▶ [To do]:
How many of the lines below include "image"? Give the number and no other words.

(Excerpt from a dataset)
┏━━

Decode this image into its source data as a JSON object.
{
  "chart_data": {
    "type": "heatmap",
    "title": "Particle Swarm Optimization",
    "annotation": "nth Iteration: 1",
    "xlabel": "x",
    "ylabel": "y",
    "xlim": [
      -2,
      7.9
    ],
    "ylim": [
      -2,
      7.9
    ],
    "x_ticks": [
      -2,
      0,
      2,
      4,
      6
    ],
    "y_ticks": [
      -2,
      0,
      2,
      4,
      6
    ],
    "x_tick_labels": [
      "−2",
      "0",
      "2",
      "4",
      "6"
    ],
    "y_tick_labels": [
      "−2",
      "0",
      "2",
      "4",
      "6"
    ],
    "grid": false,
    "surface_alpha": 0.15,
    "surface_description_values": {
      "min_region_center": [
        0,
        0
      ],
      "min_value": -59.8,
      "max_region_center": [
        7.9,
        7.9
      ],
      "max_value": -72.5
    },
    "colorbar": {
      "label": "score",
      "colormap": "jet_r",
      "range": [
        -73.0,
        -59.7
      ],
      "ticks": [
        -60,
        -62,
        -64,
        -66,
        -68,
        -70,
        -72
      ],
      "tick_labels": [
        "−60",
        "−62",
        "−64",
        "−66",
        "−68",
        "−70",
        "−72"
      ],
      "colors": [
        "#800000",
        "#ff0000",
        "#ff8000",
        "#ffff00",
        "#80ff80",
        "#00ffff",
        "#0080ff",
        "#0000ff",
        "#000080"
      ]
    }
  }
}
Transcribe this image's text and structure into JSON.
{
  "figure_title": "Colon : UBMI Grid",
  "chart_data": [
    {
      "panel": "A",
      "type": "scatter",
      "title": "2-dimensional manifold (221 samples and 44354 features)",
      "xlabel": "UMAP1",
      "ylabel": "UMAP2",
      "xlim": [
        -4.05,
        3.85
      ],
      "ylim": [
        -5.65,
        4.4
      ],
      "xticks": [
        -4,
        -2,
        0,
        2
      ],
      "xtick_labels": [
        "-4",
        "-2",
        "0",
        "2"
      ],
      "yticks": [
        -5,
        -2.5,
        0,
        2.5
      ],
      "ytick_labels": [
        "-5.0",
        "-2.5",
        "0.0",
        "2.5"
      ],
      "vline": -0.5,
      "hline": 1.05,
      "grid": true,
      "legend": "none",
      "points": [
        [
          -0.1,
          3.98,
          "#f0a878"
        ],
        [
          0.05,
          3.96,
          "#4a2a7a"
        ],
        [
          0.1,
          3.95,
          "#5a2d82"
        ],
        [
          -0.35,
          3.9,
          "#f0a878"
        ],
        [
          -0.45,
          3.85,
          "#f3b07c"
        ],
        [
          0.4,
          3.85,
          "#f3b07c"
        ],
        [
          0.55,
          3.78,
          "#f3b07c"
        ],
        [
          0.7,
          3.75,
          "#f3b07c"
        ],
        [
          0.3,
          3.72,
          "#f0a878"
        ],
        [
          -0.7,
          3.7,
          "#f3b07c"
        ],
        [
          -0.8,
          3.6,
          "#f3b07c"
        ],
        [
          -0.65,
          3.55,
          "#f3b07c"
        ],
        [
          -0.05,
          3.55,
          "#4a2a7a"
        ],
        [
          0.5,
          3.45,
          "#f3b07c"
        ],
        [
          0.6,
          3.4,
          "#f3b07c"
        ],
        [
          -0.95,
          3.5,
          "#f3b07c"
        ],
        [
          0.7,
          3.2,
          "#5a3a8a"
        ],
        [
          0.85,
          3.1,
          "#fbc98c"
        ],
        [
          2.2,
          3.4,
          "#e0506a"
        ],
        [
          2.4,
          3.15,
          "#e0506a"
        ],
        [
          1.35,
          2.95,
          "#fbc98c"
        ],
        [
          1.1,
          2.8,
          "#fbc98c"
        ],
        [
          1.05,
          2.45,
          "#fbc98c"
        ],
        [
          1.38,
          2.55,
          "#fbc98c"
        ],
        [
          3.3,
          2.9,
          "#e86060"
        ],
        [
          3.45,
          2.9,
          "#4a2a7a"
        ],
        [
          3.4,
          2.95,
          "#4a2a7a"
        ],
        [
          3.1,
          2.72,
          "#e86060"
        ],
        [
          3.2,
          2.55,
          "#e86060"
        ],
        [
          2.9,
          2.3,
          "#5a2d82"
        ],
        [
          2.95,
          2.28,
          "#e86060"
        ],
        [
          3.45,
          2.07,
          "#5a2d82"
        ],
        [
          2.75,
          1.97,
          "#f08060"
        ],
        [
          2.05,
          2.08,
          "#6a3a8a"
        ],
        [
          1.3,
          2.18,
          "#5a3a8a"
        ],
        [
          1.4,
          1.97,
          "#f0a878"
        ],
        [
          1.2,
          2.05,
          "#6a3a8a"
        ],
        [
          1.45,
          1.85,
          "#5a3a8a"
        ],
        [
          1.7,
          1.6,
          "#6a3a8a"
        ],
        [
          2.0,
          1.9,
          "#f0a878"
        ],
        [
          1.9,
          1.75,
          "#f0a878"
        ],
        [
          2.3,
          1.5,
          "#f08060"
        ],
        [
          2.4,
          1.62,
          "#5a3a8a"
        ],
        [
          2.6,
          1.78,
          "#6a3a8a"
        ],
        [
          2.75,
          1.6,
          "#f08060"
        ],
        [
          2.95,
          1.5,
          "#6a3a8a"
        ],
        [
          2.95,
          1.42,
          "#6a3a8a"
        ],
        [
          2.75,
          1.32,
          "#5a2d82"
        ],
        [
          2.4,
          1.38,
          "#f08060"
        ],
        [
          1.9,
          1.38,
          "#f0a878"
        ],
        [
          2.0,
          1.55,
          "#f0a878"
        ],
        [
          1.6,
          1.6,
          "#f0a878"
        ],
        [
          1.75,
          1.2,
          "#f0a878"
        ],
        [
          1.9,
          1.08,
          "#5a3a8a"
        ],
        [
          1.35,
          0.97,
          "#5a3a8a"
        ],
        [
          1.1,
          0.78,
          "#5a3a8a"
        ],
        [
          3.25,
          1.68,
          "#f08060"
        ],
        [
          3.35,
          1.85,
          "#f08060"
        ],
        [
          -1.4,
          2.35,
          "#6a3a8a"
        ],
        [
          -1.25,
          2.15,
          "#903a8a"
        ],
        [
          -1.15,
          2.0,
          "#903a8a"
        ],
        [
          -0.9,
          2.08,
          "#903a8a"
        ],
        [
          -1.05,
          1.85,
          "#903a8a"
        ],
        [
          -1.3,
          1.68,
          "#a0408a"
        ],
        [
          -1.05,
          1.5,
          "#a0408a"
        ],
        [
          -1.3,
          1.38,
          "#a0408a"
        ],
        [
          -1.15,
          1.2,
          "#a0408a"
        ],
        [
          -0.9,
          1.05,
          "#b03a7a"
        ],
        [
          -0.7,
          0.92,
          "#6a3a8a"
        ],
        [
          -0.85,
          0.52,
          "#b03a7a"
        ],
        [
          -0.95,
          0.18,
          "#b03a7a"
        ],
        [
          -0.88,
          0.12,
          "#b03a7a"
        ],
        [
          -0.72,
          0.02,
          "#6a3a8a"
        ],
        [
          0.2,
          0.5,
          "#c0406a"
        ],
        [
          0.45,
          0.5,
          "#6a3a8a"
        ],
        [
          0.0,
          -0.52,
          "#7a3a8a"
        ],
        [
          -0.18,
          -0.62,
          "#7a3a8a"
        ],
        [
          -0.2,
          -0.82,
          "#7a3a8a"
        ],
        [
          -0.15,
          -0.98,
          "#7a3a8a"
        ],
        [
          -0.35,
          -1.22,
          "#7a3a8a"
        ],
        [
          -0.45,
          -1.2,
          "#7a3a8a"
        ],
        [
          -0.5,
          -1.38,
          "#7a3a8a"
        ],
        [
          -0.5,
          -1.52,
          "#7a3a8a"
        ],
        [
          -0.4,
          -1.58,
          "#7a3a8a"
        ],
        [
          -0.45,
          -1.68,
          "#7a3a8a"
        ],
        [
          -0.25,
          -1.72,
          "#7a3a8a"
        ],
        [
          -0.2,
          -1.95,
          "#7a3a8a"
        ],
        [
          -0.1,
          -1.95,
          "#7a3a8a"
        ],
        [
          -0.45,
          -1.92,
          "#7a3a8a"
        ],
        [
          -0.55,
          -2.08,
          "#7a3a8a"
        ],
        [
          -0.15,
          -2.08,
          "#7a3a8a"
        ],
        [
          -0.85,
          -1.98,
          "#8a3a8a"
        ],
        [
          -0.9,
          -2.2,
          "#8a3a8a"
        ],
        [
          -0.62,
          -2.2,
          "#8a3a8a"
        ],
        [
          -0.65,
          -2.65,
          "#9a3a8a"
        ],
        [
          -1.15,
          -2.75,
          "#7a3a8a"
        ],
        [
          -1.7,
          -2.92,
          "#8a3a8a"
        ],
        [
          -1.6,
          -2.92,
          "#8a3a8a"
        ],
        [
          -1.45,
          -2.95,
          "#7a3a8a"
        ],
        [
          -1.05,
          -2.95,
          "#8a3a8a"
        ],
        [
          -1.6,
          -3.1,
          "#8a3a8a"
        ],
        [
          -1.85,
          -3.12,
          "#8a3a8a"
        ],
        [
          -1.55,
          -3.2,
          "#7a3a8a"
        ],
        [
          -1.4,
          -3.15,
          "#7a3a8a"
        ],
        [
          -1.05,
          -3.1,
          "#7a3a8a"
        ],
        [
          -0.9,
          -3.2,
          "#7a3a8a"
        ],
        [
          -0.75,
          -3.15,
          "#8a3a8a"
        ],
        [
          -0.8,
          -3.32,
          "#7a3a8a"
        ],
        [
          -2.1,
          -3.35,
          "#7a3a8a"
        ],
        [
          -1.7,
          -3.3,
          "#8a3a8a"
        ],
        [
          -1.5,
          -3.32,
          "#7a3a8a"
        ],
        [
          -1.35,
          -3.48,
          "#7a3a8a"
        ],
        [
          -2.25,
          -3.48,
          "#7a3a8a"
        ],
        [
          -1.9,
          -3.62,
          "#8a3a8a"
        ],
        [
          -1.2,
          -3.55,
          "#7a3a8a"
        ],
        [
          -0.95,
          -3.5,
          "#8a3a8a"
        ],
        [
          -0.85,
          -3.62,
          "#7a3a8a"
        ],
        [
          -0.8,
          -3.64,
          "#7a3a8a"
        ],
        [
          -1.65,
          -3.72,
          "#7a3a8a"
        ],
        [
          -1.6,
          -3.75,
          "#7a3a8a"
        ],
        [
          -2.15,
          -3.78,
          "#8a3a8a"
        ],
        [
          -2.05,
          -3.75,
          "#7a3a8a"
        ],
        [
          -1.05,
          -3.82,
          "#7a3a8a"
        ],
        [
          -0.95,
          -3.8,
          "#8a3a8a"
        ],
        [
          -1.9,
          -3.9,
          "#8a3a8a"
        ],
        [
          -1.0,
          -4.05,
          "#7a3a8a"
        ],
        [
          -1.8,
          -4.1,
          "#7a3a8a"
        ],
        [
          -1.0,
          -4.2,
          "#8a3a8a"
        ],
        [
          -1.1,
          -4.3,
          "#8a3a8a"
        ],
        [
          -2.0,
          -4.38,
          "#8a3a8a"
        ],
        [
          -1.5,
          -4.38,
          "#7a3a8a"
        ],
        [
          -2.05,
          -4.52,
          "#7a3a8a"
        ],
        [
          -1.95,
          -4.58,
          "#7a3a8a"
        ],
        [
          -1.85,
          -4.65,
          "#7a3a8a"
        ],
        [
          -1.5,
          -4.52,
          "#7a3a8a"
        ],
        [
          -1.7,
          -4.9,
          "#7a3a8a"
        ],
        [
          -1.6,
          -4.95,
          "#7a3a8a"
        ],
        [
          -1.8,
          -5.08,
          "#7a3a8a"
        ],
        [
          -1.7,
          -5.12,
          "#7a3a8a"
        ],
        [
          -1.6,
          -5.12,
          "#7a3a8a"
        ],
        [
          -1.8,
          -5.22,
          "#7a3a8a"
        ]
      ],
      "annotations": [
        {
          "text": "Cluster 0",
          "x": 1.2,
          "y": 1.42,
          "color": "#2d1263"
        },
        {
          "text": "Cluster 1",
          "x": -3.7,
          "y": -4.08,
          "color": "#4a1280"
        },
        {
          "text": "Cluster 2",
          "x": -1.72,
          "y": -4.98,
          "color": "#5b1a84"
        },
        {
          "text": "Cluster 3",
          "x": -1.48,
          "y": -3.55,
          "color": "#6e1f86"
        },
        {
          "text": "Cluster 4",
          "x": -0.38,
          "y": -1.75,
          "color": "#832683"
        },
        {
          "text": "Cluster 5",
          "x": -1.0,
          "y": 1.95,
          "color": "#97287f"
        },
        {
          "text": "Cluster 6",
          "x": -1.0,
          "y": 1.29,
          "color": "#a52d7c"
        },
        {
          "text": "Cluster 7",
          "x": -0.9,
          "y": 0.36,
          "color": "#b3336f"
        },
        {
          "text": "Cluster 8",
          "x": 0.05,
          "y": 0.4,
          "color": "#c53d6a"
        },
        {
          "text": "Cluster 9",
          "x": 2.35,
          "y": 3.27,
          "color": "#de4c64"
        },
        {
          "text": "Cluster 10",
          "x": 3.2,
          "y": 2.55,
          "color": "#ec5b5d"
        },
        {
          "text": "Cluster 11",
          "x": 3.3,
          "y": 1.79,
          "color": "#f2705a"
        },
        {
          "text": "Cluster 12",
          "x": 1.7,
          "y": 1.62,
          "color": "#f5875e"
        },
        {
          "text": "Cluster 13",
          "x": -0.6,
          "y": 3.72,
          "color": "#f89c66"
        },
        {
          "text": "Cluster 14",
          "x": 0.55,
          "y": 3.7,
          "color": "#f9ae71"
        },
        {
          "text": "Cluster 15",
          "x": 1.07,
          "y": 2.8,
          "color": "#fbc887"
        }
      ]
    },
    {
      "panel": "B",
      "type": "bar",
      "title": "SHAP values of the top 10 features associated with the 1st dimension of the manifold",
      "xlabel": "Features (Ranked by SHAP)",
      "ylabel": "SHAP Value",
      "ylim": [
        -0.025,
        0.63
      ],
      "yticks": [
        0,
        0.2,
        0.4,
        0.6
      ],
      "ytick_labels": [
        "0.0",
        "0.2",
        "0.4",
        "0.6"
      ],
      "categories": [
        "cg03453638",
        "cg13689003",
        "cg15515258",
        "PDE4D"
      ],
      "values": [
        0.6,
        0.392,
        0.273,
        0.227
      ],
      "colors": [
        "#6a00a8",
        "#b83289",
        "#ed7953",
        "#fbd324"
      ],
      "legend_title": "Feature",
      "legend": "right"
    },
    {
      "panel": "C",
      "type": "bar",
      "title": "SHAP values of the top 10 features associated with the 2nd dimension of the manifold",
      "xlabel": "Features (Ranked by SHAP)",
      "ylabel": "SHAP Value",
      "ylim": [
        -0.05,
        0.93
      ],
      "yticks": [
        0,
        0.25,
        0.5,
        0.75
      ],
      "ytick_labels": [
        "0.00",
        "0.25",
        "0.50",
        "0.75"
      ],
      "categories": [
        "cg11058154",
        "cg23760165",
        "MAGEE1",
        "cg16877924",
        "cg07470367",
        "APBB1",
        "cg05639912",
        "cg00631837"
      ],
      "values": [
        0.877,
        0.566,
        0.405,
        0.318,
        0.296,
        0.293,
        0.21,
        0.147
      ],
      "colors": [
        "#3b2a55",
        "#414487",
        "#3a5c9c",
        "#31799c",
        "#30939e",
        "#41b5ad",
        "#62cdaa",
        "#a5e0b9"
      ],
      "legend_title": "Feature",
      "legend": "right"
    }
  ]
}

┗━━

▶ [The result]:
2